*REQUEST*:
Write out every line of the material as it stands, apart from the pictures.

*MATERIAL FOR THIS TASK*:

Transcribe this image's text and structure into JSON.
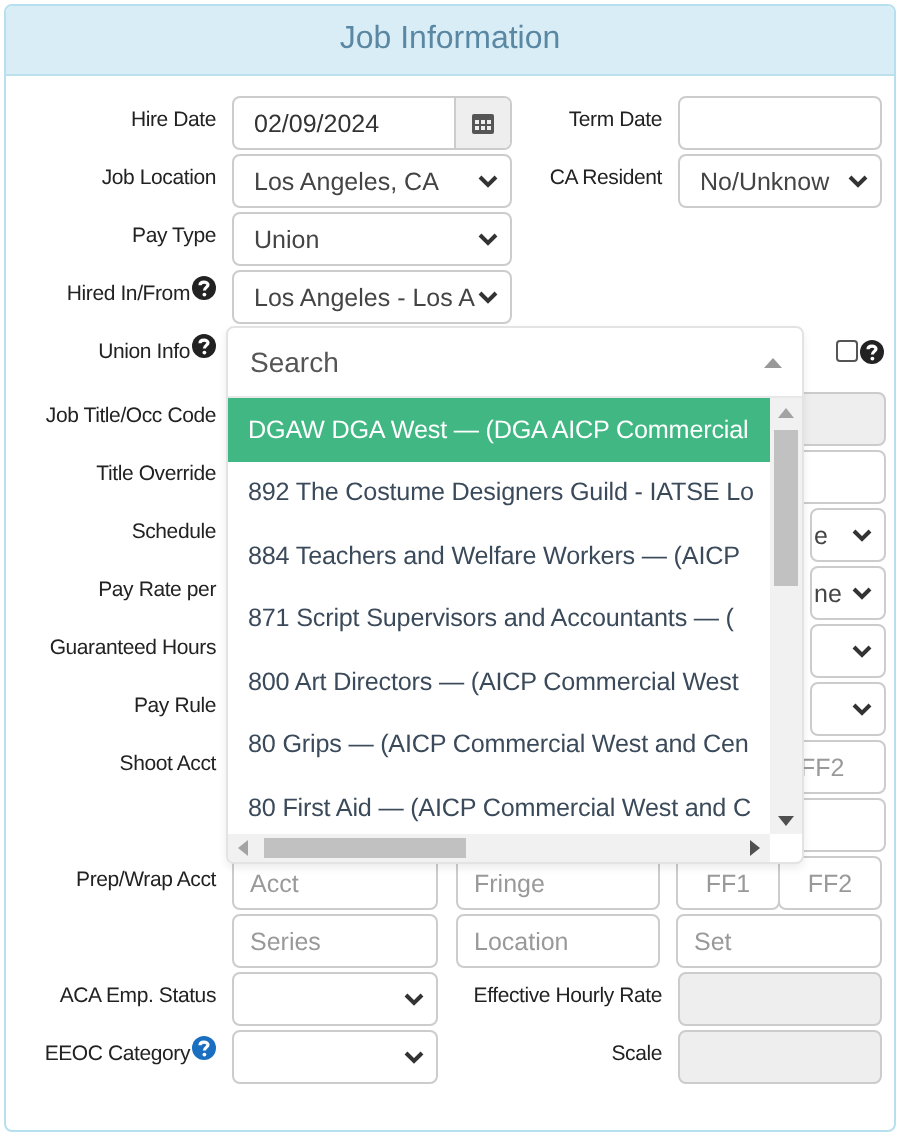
{
  "panel": {
    "title": "Job Information"
  },
  "rows": [
    {
      "kind": "pair",
      "label": "Hire Date",
      "controls": [
        {
          "kind": "date",
          "value": "02/09/2024"
        },
        {
          "kind": "label",
          "text": "Term Date"
        },
        {
          "kind": "text"
        }
      ]
    },
    {
      "kind": "pair",
      "label": "Job Location",
      "controls": [
        {
          "kind": "select",
          "value": "Los Angeles, CA"
        },
        {
          "kind": "label",
          "text": "CA Resident"
        },
        {
          "kind": "select",
          "value": "No/Unknow"
        }
      ]
    },
    {
      "kind": "single",
      "label": "Pay Type",
      "controls": [
        {
          "kind": "select",
          "value": "Union"
        }
      ]
    },
    {
      "kind": "single",
      "label": "Hired In/From",
      "help": true,
      "color": "#222222",
      "controls": [
        {
          "kind": "select",
          "value": "Los Angeles - Los A"
        }
      ]
    },
    {
      "kind": "union",
      "label": "Union Info",
      "help": true,
      "color": "#222222",
      "controls": [
        {
          "kind": "checkbox",
          "checked": false,
          "help": true,
          "color": "#222222"
        }
      ]
    },
    {
      "kind": "edge",
      "label": "Job Title/Occ Code",
      "controls": [
        {
          "kind": "disabled"
        }
      ]
    },
    {
      "kind": "edge",
      "label": "Title Override",
      "controls": [
        {
          "kind": "text"
        }
      ]
    },
    {
      "kind": "edge",
      "label": "Schedule",
      "controls": [
        {
          "kind": "select",
          "value": "e"
        }
      ]
    },
    {
      "kind": "edge",
      "label": "Pay Rate per",
      "controls": [
        {
          "kind": "select",
          "value": "ne"
        }
      ]
    },
    {
      "kind": "edge",
      "label": "Guaranteed Hours",
      "controls": [
        {
          "kind": "select"
        }
      ]
    },
    {
      "kind": "edge",
      "label": "Pay Rule",
      "controls": [
        {
          "kind": "select"
        }
      ]
    },
    {
      "kind": "edge",
      "label": "Shoot Acct",
      "controls": [
        {
          "kind": "text",
          "placeholder": "FF2"
        }
      ]
    },
    {
      "kind": "edge",
      "controls": [
        {
          "kind": "text"
        }
      ]
    },
    {
      "kind": "acct",
      "label": "Prep/Wrap Acct",
      "controls": [
        {
          "kind": "text",
          "placeholder": "Acct"
        },
        {
          "kind": "text",
          "placeholder": "Fringe"
        },
        {
          "kind": "code",
          "placeholder": "FF1"
        },
        {
          "kind": "code",
          "placeholder": "FF2"
        }
      ]
    },
    {
      "kind": "acct3",
      "controls": [
        {
          "kind": "text",
          "placeholder": "Series"
        },
        {
          "kind": "text",
          "placeholder": "Location"
        },
        {
          "kind": "text",
          "placeholder": "Set"
        }
      ]
    },
    {
      "kind": "pair_narrow",
      "label": "ACA Emp. Status",
      "controls": [
        {
          "kind": "select"
        },
        {
          "kind": "label",
          "text": "Effective Hourly Rate"
        },
        {
          "kind": "disabled"
        }
      ]
    },
    {
      "kind": "pair_narrow",
      "label": "EEOC Category",
      "help": true,
      "color": "#1a6fc0",
      "controls": [
        {
          "kind": "select"
        },
        {
          "kind": "label",
          "text": "Scale"
        },
        {
          "kind": "disabled"
        }
      ]
    }
  ],
  "union_dropdown": {
    "placeholder": "Search",
    "options": [
      {
        "label": "DGAW DGA West — (DGA AICP Commercial",
        "selected": true
      },
      {
        "label": "892 The Costume Designers Guild - IATSE Lo",
        "selected": false
      },
      {
        "label": "884 Teachers and Welfare Workers — (AICP",
        "selected": false
      },
      {
        "label": "871 Script Supervisors and Accountants — (",
        "selected": false
      },
      {
        "label": "800 Art Directors — (AICP Commercial West",
        "selected": false
      },
      {
        "label": "80 Grips — (AICP Commercial West and Cen",
        "selected": false
      },
      {
        "label": "80 First Aid — (AICP Commercial West and C",
        "selected": false
      }
    ]
  }
}
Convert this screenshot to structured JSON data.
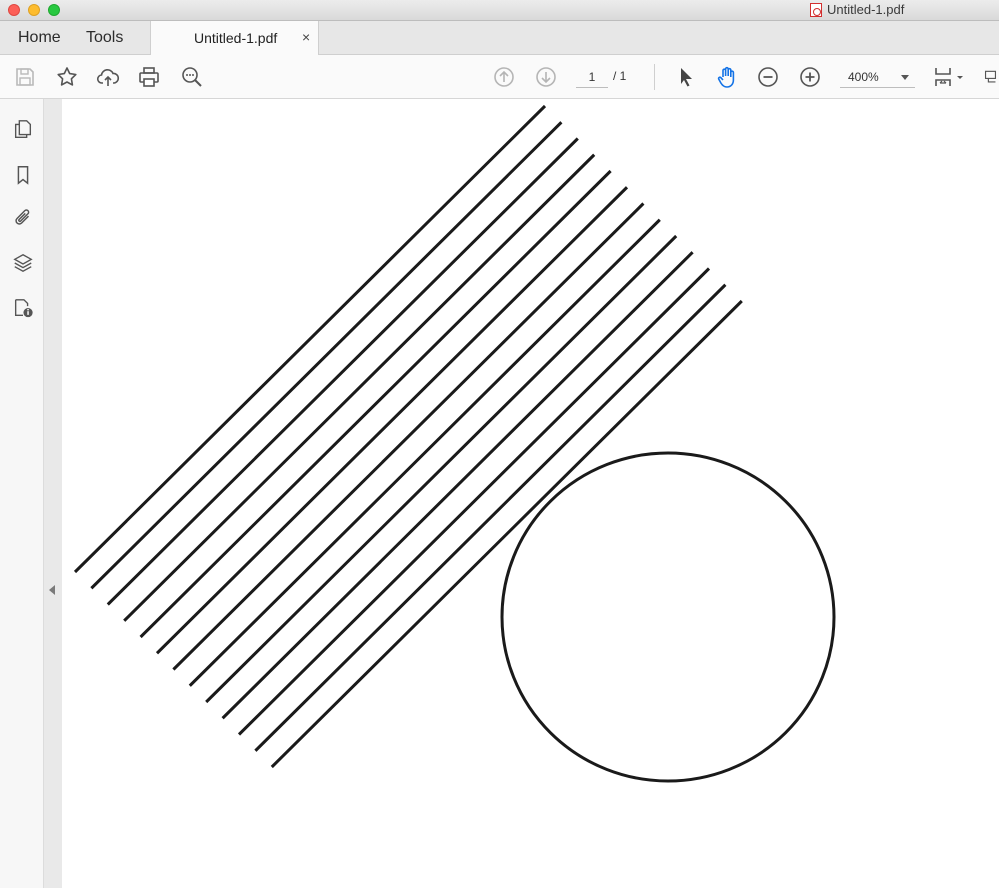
{
  "window": {
    "title": "Untitled-1.pdf"
  },
  "tabs": {
    "home_label": "Home",
    "tools_label": "Tools",
    "document_tab_label": "Untitled-1.pdf",
    "document_tab_close": "×"
  },
  "toolbar": {
    "page_current": "1",
    "page_total": "/ 1",
    "zoom": "400%"
  },
  "colors": {
    "hand_tool_active": "#1473e6",
    "drawing_stroke": "#1a1a1a"
  },
  "icons": {
    "toolbar": [
      "save-icon",
      "bookmark-star-icon",
      "cloud-upload-icon",
      "print-icon",
      "zoom-search-icon",
      "previous-page-icon",
      "next-page-icon",
      "select-arrow-icon",
      "hand-tool-icon",
      "zoom-out-icon",
      "zoom-in-icon",
      "page-display-icon",
      "more-tools-icon"
    ],
    "left_rail": [
      "page-thumbnails-icon",
      "bookmarks-icon",
      "attachments-icon",
      "layers-icon",
      "document-properties-icon"
    ]
  }
}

*THE OUTPUT*:
Transcribe this image's text and structure into JSON.
{
  "panel": {
    "title": "Job Information"
  },
  "rows": [
    {
      "kind": "pair",
      "label": "Hire Date",
      "controls": [
        {
          "kind": "date",
          "value": "02/09/2024"
        },
        {
          "kind": "label",
          "text": "Term Date"
        },
        {
          "kind": "text"
        }
      ]
    },
    {
      "kind": "pair",
      "label": "Job Location",
      "controls": [
        {
          "kind": "select",
          "value": "Los Angeles, CA"
        },
        {
          "kind": "label",
          "text": "CA Resident"
        },
        {
          "kind": "select",
          "value": "No/Unknow"
        }
      ]
    },
    {
      "kind": "single",
      "label": "Pay Type",
      "controls": [
        {
          "kind": "select",
          "value": "Union"
        }
      ]
    },
    {
      "kind": "single",
      "label": "Hired In/From",
      "help": true,
      "color": "#222222",
      "controls": [
        {
          "kind": "select",
          "value": "Los Angeles - Los A"
        }
      ]
    },
    {
      "kind": "union",
      "label": "Union Info",
      "help": true,
      "color": "#222222",
      "controls": [
        {
          "kind": "checkbox",
          "checked": false,
          "help": true,
          "color": "#222222"
        }
      ]
    },
    {
      "kind": "edge",
      "label": "Job Title/Occ Code",
      "controls": [
        {
          "kind": "disabled"
        }
      ]
    },
    {
      "kind": "edge",
      "label": "Title Override",
      "controls": [
        {
          "kind": "text"
        }
      ]
    },
    {
      "kind": "edge",
      "label": "Schedule",
      "controls": [
        {
          "kind": "select",
          "value": "e"
        }
      ]
    },
    {
      "kind": "edge",
      "label": "Pay Rate per",
      "controls": [
        {
          "kind": "select",
          "value": "ne"
        }
      ]
    },
    {
      "kind": "edge",
      "label": "Guaranteed Hours",
      "controls": [
        {
          "kind": "select"
        }
      ]
    },
    {
      "kind": "edge",
      "label": "Pay Rule",
      "controls": [
        {
          "kind": "select"
        }
      ]
    },
    {
      "kind": "edge",
      "label": "Shoot Acct",
      "controls": [
        {
          "kind": "text",
          "placeholder": "FF2"
        }
      ]
    },
    {
      "kind": "edge",
      "controls": [
        {
          "kind": "text"
        }
      ]
    },
    {
      "kind": "acct",
      "label": "Prep/Wrap Acct",
      "controls": [
        {
          "kind": "text",
          "placeholder": "Acct"
        },
        {
          "kind": "text",
          "placeholder": "Fringe"
        },
        {
          "kind": "code",
          "placeholder": "FF1"
        },
        {
          "kind": "code",
          "placeholder": "FF2"
        }
      ]
    },
    {
      "kind": "acct3",
      "controls": [
        {
          "kind": "text",
          "placeholder": "Series"
        },
        {
          "kind": "text",
          "placeholder": "Location"
        },
        {
          "kind": "text",
          "placeholder": "Set"
        }
      ]
    },
    {
      "kind": "pair_narrow",
      "label": "ACA Emp. Status",
      "controls": [
        {
          "kind": "select"
        },
        {
          "kind": "label",
          "text": "Effective Hourly Rate"
        },
        {
          "kind": "disabled"
        }
      ]
    },
    {
      "kind": "pair_narrow",
      "label": "EEOC Category",
      "help": true,
      "color": "#1a6fc0",
      "controls": [
        {
          "kind": "select"
        },
        {
          "kind": "label",
          "text": "Scale"
        },
        {
          "kind": "disabled"
        }
      ]
    }
  ],
  "union_dropdown": {
    "placeholder": "Search",
    "options": [
      {
        "label": "DGAW DGA West — (DGA AICP Commercial",
        "selected": true
      },
      {
        "label": "892 The Costume Designers Guild - IATSE Lo",
        "selected": false
      },
      {
        "label": "884 Teachers and Welfare Workers — (AICP",
        "selected": false
      },
      {
        "label": "871 Script Supervisors and Accountants — (",
        "selected": false
      },
      {
        "label": "800 Art Directors — (AICP Commercial West",
        "selected": false
      },
      {
        "label": "80 Grips — (AICP Commercial West and Cen",
        "selected": false
      },
      {
        "label": "80 First Aid — (AICP Commercial West and C",
        "selected": false
      }
    ]
  }
}
Convert this screenshot to structured JSON data.
{
  "window": {
    "title": "Untitled-1.pdf"
  },
  "tabs": {
    "home_label": "Home",
    "tools_label": "Tools",
    "document_tab_label": "Untitled-1.pdf",
    "document_tab_close": "×"
  },
  "toolbar": {
    "page_current": "1",
    "page_total": "/ 1",
    "zoom": "400%"
  },
  "colors": {
    "hand_tool_active": "#1473e6",
    "drawing_stroke": "#1a1a1a"
  },
  "icons": {
    "toolbar": [
      "save-icon",
      "bookmark-star-icon",
      "cloud-upload-icon",
      "print-icon",
      "zoom-search-icon",
      "previous-page-icon",
      "next-page-icon",
      "select-arrow-icon",
      "hand-tool-icon",
      "zoom-out-icon",
      "zoom-in-icon",
      "page-display-icon",
      "more-tools-icon"
    ],
    "left_rail": [
      "page-thumbnails-icon",
      "bookmarks-icon",
      "attachments-icon",
      "layers-icon",
      "document-properties-icon"
    ]
  }
}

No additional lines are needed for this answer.